AIM OF THE EXERCISE - Extract every line that contains the string "página".

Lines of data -
====================

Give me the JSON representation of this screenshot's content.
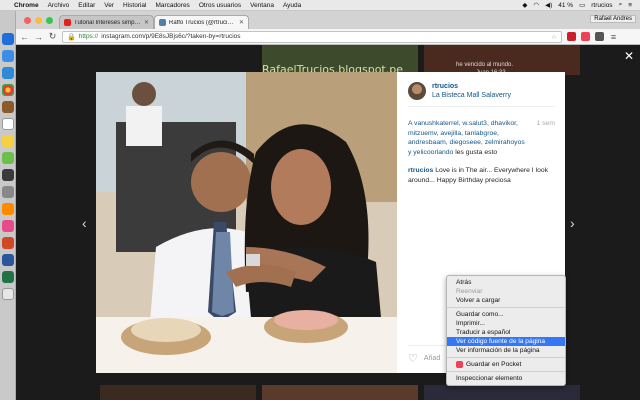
{
  "menubar": {
    "app": "Chrome",
    "items": [
      "Archivo",
      "Editar",
      "Ver",
      "Historial",
      "Marcadores",
      "Otros usuarios",
      "Ventana",
      "Ayuda"
    ],
    "battery": "41 %",
    "user": "rtrucios"
  },
  "browser": {
    "tabs": [
      {
        "label": "Tutorial Intereses simple y co"
      },
      {
        "label": "Raffo Trucios (@rtrucios) e..."
      }
    ],
    "profile": "Rafael Andres",
    "url_scheme": "https://",
    "url_rest": "instagram.com/p/9E8sJBjs6c/?taken-by=rtrucios"
  },
  "background": {
    "banner": "RafaelTrucios.blogspot.pe",
    "note_line1": "he vencido al mundo.",
    "note_line2": "Juan 16:33"
  },
  "post": {
    "username": "rtrucios",
    "location": "La Bisteca Mall Salaverry",
    "likes_users": "A vanushkaterrel, w.salut3, dhavikor, mitzuemv, avejilla, tanlabgroe, andresbaam, diegoseee, zelmirahoyos y yelicoorlando",
    "likes_suffix": "les gusta esto",
    "time_ago": "1 sem",
    "caption_user": "rtrucios",
    "caption_text": "Love is in The air... Everywhere I look around... Happy Birthday preciosa",
    "add_comment": "Añad"
  },
  "context_menu": {
    "items": [
      {
        "label": "Atrás",
        "disabled": false
      },
      {
        "label": "Reenviar",
        "disabled": true
      },
      {
        "label": "Volver a cargar",
        "disabled": false
      },
      {
        "label": "Guardar como...",
        "disabled": false
      },
      {
        "label": "Imprimir...",
        "disabled": false
      },
      {
        "label": "Traducir a español",
        "disabled": false
      },
      {
        "label": "Ver código fuente de la página",
        "highlighted": true
      },
      {
        "label": "Ver información de la página",
        "disabled": false
      },
      {
        "label": "Guardar en Pocket",
        "disabled": false
      },
      {
        "label": "Inspeccionar elemento",
        "disabled": false
      }
    ]
  },
  "colors": {
    "link": "#125688",
    "highlight": "#3478f6",
    "secure": "#1d8c2e"
  }
}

====================

RESULT BELOW -
        "label": "Ver código fuente de la página",
        "label": "Ver información de la página",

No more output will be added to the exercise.